▶ _Exercise_:
Can you retype every line of the listing below exactly as it appears, leaving the pictures out?
— Begin Data records —
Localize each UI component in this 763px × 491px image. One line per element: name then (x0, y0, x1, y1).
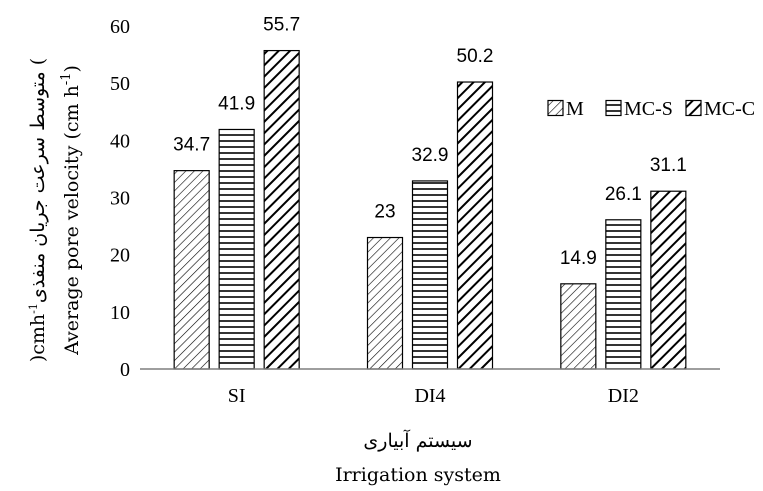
y-axis-title-fa-sup: -1 (27, 303, 40, 314)
y-axis-title-fa: )cmh-1متوسط سرعت جریان منفذی ( (27, 58, 49, 362)
y-tick-label: 60 (110, 16, 130, 38)
data-label: 41.9 (218, 93, 255, 114)
bar-mc-c-di4 (456, 81, 494, 370)
y-axis-title-fa-unit: cmh (27, 314, 49, 355)
legend-swatch (547, 99, 564, 117)
legend-label: MC-C (704, 98, 755, 120)
y-axis-title-text: Average pore velocity (cm h (61, 85, 83, 356)
bar-mc-s-di4 (411, 180, 449, 370)
bars (173, 49, 687, 370)
legend-swatch (605, 99, 622, 117)
legend-swatch (685, 99, 702, 117)
data-label: 34.7 (173, 135, 210, 156)
y-tick-label: 0 (120, 359, 130, 381)
data-label: 55.7 (263, 15, 300, 36)
legend-item-mc-c: MC-C (685, 98, 755, 120)
data-label: 31.1 (650, 155, 687, 176)
y-tick-label: 20 (110, 245, 130, 267)
bar-m-di2 (560, 283, 597, 370)
bar-mc-s-si (218, 128, 255, 370)
x-axis-title: Irrigation system (335, 464, 501, 486)
data-label: 32.9 (412, 145, 449, 166)
y-tick-label: 40 (110, 130, 130, 152)
data-label: 50.2 (457, 46, 494, 67)
legend-item-mc-s: MC-S (605, 98, 673, 120)
x-tick-label: DI4 (414, 385, 445, 407)
y-axis-ticks: 0 10 20 30 40 50 60 (110, 16, 130, 381)
data-label: 26.1 (605, 184, 642, 205)
legend-item-m: M (547, 98, 584, 120)
bar-mc-c-di2 (650, 190, 687, 370)
bar-mc-s-di2 (605, 219, 642, 370)
legend-label: MC-S (624, 98, 673, 120)
bar-m-si (173, 170, 210, 370)
y-tick-label: 50 (110, 73, 130, 95)
y-axis-title-end: ) (61, 65, 83, 72)
data-labels: 34.7 41.9 55.7 23 32.9 50.2 14.9 26.1 31.1 (173, 15, 687, 269)
bar-m-di4 (366, 236, 404, 370)
y-tick-label: 10 (110, 302, 130, 324)
x-tick-label: SI (228, 385, 246, 407)
data-label: 23 (374, 202, 395, 223)
y-axis-title: Average pore velocity (cm h-1) (59, 65, 83, 356)
legend-label: M (566, 98, 584, 120)
x-axis-title-fa: سیستم آبیاری (363, 429, 472, 452)
y-axis-title-fa-unit-end: ) (27, 355, 49, 362)
x-axis-ticks: SI DI4 DI2 (228, 385, 639, 407)
y-tick-label: 30 (110, 188, 130, 210)
x-tick-label: DI2 (608, 385, 639, 407)
legend: M MC-S MC-C (547, 98, 755, 120)
bar-mc-c-si (263, 49, 300, 370)
data-label: 14.9 (560, 248, 597, 269)
y-axis-title-fa-text: متوسط سرعت جریان منفذی ( (27, 58, 49, 303)
y-axis-title-sup: -1 (59, 73, 74, 86)
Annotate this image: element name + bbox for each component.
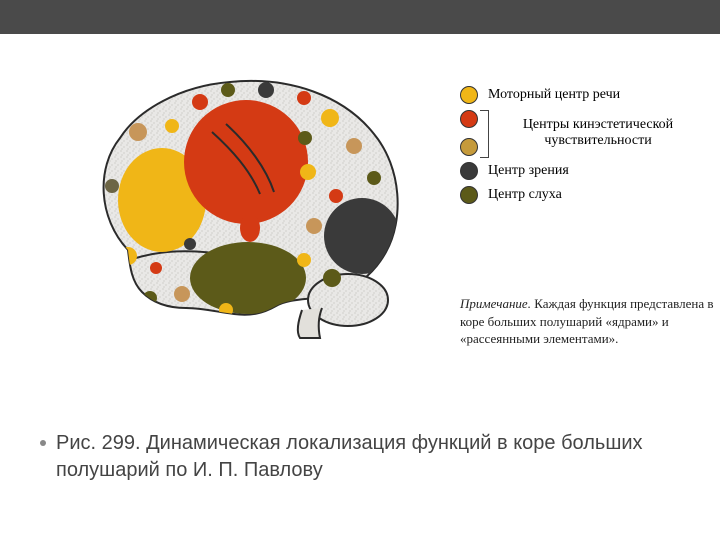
bullet-icon <box>40 440 46 446</box>
caption-text: Рис. 299. Динамическая локализация функц… <box>56 432 643 481</box>
swatch-vision <box>460 162 478 180</box>
note-prefix: Примечание. <box>460 296 531 311</box>
legend-item-motor: Моторный центр речи <box>460 86 690 104</box>
swatch-kin-b <box>460 138 478 156</box>
figure-caption: Рис. 299. Динамическая локализация функц… <box>56 430 676 484</box>
brace-icon <box>480 110 489 158</box>
swatch-hearing <box>460 186 478 204</box>
legend-label: Центры кинэстетической чувствительности <box>506 117 690 149</box>
legend: Моторный центр речи Центры кинэстетическ… <box>460 86 690 210</box>
legend-item-hearing: Центр слуха <box>460 186 690 204</box>
swatch-group-kinesthetic <box>460 110 478 156</box>
figure-container: Моторный центр речи Центры кинэстетическ… <box>90 50 670 385</box>
swatch-kin-a <box>460 110 478 128</box>
legend-item-kinesthetic: Центры кинэстетической чувствительности <box>460 110 690 156</box>
legend-label: Центр слуха <box>488 187 562 203</box>
legend-item-vision: Центр зрения <box>460 162 690 180</box>
legend-label: Моторный центр речи <box>488 87 620 103</box>
top-bar <box>0 0 720 34</box>
legend-label: Центр зрения <box>488 163 569 179</box>
slide: Моторный центр речи Центры кинэстетическ… <box>0 0 720 540</box>
swatch-motor <box>460 86 478 104</box>
figure-note: Примечание. Каждая функция представлена … <box>460 295 720 348</box>
brain-diagram <box>90 60 410 340</box>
— End Data records —
▶ _Result below_:
Localize each UI component in this 763px × 491px image. One line per element: name then (x0, y0, x1, y1).
y-axis-title-fa-sup: -1 (27, 303, 40, 314)
y-axis-title-fa: )cmh-1متوسط سرعت جریان منفذی ( (27, 58, 49, 362)
y-tick-label: 60 (110, 16, 130, 38)
data-label: 41.9 (218, 93, 255, 114)
bar-mc-c-di4 (456, 81, 494, 370)
y-axis-title-fa-unit: cmh (27, 314, 49, 355)
legend-swatch (547, 99, 564, 117)
legend-label: MC-C (704, 98, 755, 120)
y-axis-title-text: Average pore velocity (cm h (61, 85, 83, 356)
bar-mc-s-di4 (411, 180, 449, 370)
bars (173, 49, 687, 370)
legend-swatch (605, 99, 622, 117)
legend-swatch (685, 99, 702, 117)
data-label: 34.7 (173, 135, 210, 156)
y-tick-label: 0 (120, 359, 130, 381)
data-label: 55.7 (263, 15, 300, 36)
legend-item-mc-c: MC-C (685, 98, 755, 120)
data-label: 31.1 (650, 155, 687, 176)
y-tick-label: 20 (110, 245, 130, 267)
bar-m-di2 (560, 283, 597, 370)
bar-mc-s-si (218, 128, 255, 370)
x-axis-title: Irrigation system (335, 464, 501, 486)
data-label: 32.9 (412, 145, 449, 166)
y-tick-label: 40 (110, 130, 130, 152)
data-label: 50.2 (457, 46, 494, 67)
legend-item-mc-s: MC-S (605, 98, 673, 120)
x-tick-label: DI4 (414, 385, 445, 407)
y-axis-ticks: 0 10 20 30 40 50 60 (110, 16, 130, 381)
data-label: 26.1 (605, 184, 642, 205)
legend-item-m: M (547, 98, 584, 120)
bar-mc-c-di2 (650, 190, 687, 370)
bar-mc-s-di2 (605, 219, 642, 370)
legend-label: MC-S (624, 98, 673, 120)
bar-m-si (173, 170, 210, 370)
y-tick-label: 50 (110, 73, 130, 95)
y-axis-title-end: ) (61, 65, 83, 72)
data-labels: 34.7 41.9 55.7 23 32.9 50.2 14.9 26.1 31.1 (173, 15, 687, 269)
bar-m-di4 (366, 236, 404, 370)
y-tick-label: 10 (110, 302, 130, 324)
x-tick-label: SI (228, 385, 246, 407)
data-label: 23 (374, 202, 395, 223)
y-axis-title: Average pore velocity (cm h-1) (59, 65, 83, 356)
legend-label: M (566, 98, 584, 120)
x-axis-title-fa: سیستم آبیاری (363, 429, 472, 452)
y-axis-title-fa-unit-end: ) (27, 355, 49, 362)
x-axis-ticks: SI DI4 DI2 (228, 385, 639, 407)
y-tick-label: 30 (110, 188, 130, 210)
x-tick-label: DI2 (608, 385, 639, 407)
legend: M MC-S MC-C (547, 98, 755, 120)
bar-mc-c-si (263, 49, 300, 370)
data-label: 14.9 (560, 248, 597, 269)
y-axis-title-fa-text: متوسط سرعت جریان منفذی ( (27, 58, 49, 303)
y-axis-title-sup: -1 (59, 73, 74, 86)
Annotate this image: element name + bbox for each component.
bullet-icon <box>40 440 46 446</box>
caption-text: Рис. 299. Динамическая локализация функц… <box>56 432 643 481</box>
swatch-vision <box>460 162 478 180</box>
note-prefix: Примечание. <box>460 296 531 311</box>
legend-item-motor: Моторный центр речи <box>460 86 690 104</box>
swatch-kin-b <box>460 138 478 156</box>
figure-caption: Рис. 299. Динамическая локализация функц… <box>56 430 676 484</box>
brace-icon <box>480 110 489 158</box>
swatch-hearing <box>460 186 478 204</box>
legend-label: Центры кинэстетической чувствительности <box>506 117 690 149</box>
legend: Моторный центр речи Центры кинэстетическ… <box>460 86 690 210</box>
legend-item-hearing: Центр слуха <box>460 186 690 204</box>
swatch-group-kinesthetic <box>460 110 478 156</box>
figure-container: Моторный центр речи Центры кинэстетическ… <box>90 50 670 385</box>
swatch-kin-a <box>460 110 478 128</box>
legend-item-kinesthetic: Центры кинэстетической чувствительности <box>460 110 690 156</box>
legend-label: Центр слуха <box>488 187 562 203</box>
legend-item-vision: Центр зрения <box>460 162 690 180</box>
legend-label: Моторный центр речи <box>488 87 620 103</box>
top-bar <box>0 0 720 34</box>
legend-label: Центр зрения <box>488 163 569 179</box>
slide: Моторный центр речи Центры кинэстетическ… <box>0 0 720 540</box>
swatch-motor <box>460 86 478 104</box>
figure-note: Примечание. Каждая функция представлена … <box>460 295 720 348</box>
brain-diagram <box>90 60 410 340</box>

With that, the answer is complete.